> _Stored rows_
====================
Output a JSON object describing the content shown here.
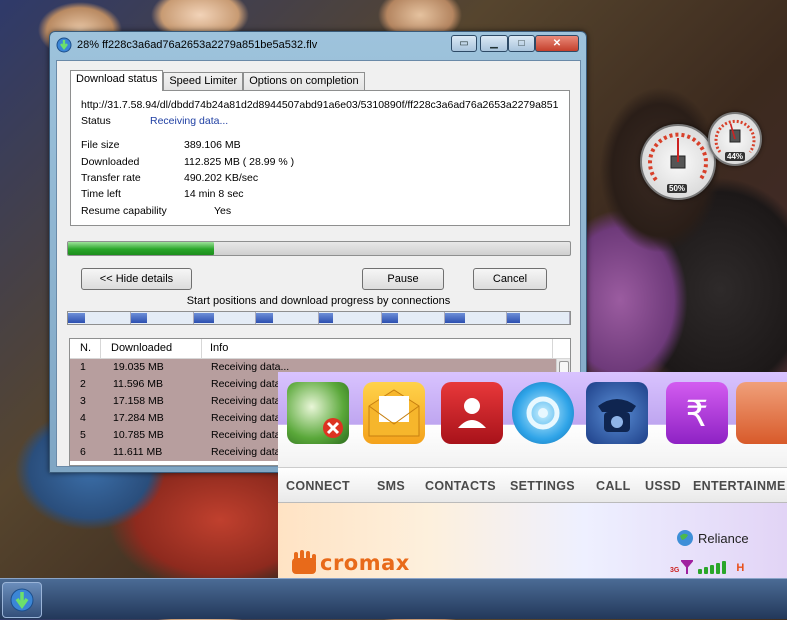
{
  "idm": {
    "title": "28% ff228c3a6ad76a2653a2279a851be5a532.flv",
    "tabs": [
      "Download status",
      "Speed Limiter",
      "Options on completion"
    ],
    "url": "http://31.7.58.94/dl/dbdd74b24a81d2d8944507abd91a6e03/5310890f/ff228c3a6ad76a2653a2279a851be5a532.flv",
    "status_label": "Status",
    "status_value": "Receiving data...",
    "fields": [
      {
        "label": "File size",
        "value": "389.106  MB"
      },
      {
        "label": "Downloaded",
        "value": "112.825  MB  ( 28.99 % )"
      },
      {
        "label": "Transfer rate",
        "value": "490.202  KB/sec"
      },
      {
        "label": "Time left",
        "value": "14 min 8 sec"
      },
      {
        "label": "Resume capability",
        "value": "Yes"
      }
    ],
    "progress_fraction": 0.2899,
    "buttons": {
      "hide_details": "<< Hide details",
      "pause": "Pause",
      "cancel": "Cancel"
    },
    "connections_caption": "Start positions and download progress by connections",
    "connection_progress": [
      0.27,
      0.27,
      0.33,
      0.27,
      0.23,
      0.27,
      0.33,
      0.2
    ],
    "table": {
      "headers": [
        "N.",
        "Downloaded",
        "Info"
      ],
      "rows": [
        {
          "n": "1",
          "downloaded": "19.035  MB",
          "info": "Receiving data..."
        },
        {
          "n": "2",
          "downloaded": "11.596  MB",
          "info": "Receiving data"
        },
        {
          "n": "3",
          "downloaded": "17.158  MB",
          "info": "Receiving data"
        },
        {
          "n": "4",
          "downloaded": "17.284  MB",
          "info": "Receiving data"
        },
        {
          "n": "5",
          "downloaded": "10.785  MB",
          "info": "Receiving data"
        },
        {
          "n": "6",
          "downloaded": "11.611  MB",
          "info": "Receiving data"
        }
      ]
    }
  },
  "gadget": {
    "cpu_label": "50%",
    "memory_label": "44%",
    "cpu_fraction": 0.5,
    "memory_fraction": 0.44
  },
  "micromax": {
    "icons": [
      "globe-disconnect-icon",
      "envelope-icon",
      "contacts-book-icon",
      "settings-gear-icon",
      "telephone-icon",
      "rupee-icon",
      "logo-hand-icon"
    ],
    "nav": [
      "CONNECT",
      "SMS",
      "CONTACTS",
      "SETTINGS",
      "CALL",
      "USSD",
      "ENTERTAINME"
    ],
    "logo_text": "cromax",
    "operator": "Reliance",
    "network_type": "3G",
    "signal_bars": 5,
    "roaming_indicator": "H"
  },
  "taskbar": {
    "start_icon": "idm-taskbar-icon"
  },
  "colors": {
    "progress_green": "#2aa62a",
    "status_blue": "#1f3fa3",
    "micromax_orange": "#e86a1a",
    "row_highlight": "#b79e9e"
  }
}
====================
> _Work to complete_
Send back the data above word for word, with the pictures left out.

> _Exercise output_
Output a JSON object describing the content shown here.
{
  "idm": {
    "title": "28% ff228c3a6ad76a2653a2279a851be5a532.flv",
    "tabs": [
      "Download status",
      "Speed Limiter",
      "Options on completion"
    ],
    "url": "http://31.7.58.94/dl/dbdd74b24a81d2d8944507abd91a6e03/5310890f/ff228c3a6ad76a2653a2279a851be5a532.flv",
    "status_label": "Status",
    "status_value": "Receiving data...",
    "fields": [
      {
        "label": "File size",
        "value": "389.106  MB"
      },
      {
        "label": "Downloaded",
        "value": "112.825  MB  ( 28.99 % )"
      },
      {
        "label": "Transfer rate",
        "value": "490.202  KB/sec"
      },
      {
        "label": "Time left",
        "value": "14 min 8 sec"
      },
      {
        "label": "Resume capability",
        "value": "Yes"
      }
    ],
    "progress_fraction": 0.2899,
    "buttons": {
      "hide_details": "<< Hide details",
      "pause": "Pause",
      "cancel": "Cancel"
    },
    "connections_caption": "Start positions and download progress by connections",
    "connection_progress": [
      0.27,
      0.27,
      0.33,
      0.27,
      0.23,
      0.27,
      0.33,
      0.2
    ],
    "table": {
      "headers": [
        "N.",
        "Downloaded",
        "Info"
      ],
      "rows": [
        {
          "n": "1",
          "downloaded": "19.035  MB",
          "info": "Receiving data..."
        },
        {
          "n": "2",
          "downloaded": "11.596  MB",
          "info": "Receiving data"
        },
        {
          "n": "3",
          "downloaded": "17.158  MB",
          "info": "Receiving data"
        },
        {
          "n": "4",
          "downloaded": "17.284  MB",
          "info": "Receiving data"
        },
        {
          "n": "5",
          "downloaded": "10.785  MB",
          "info": "Receiving data"
        },
        {
          "n": "6",
          "downloaded": "11.611  MB",
          "info": "Receiving data"
        }
      ]
    }
  },
  "gadget": {
    "cpu_label": "50%",
    "memory_label": "44%",
    "cpu_fraction": 0.5,
    "memory_fraction": 0.44
  },
  "micromax": {
    "icons": [
      "globe-disconnect-icon",
      "envelope-icon",
      "contacts-book-icon",
      "settings-gear-icon",
      "telephone-icon",
      "rupee-icon",
      "logo-hand-icon"
    ],
    "nav": [
      "CONNECT",
      "SMS",
      "CONTACTS",
      "SETTINGS",
      "CALL",
      "USSD",
      "ENTERTAINME"
    ],
    "logo_text": "cromax",
    "operator": "Reliance",
    "network_type": "3G",
    "signal_bars": 5,
    "roaming_indicator": "H"
  },
  "taskbar": {
    "start_icon": "idm-taskbar-icon"
  },
  "colors": {
    "progress_green": "#2aa62a",
    "status_blue": "#1f3fa3",
    "micromax_orange": "#e86a1a",
    "row_highlight": "#b79e9e"
  }
}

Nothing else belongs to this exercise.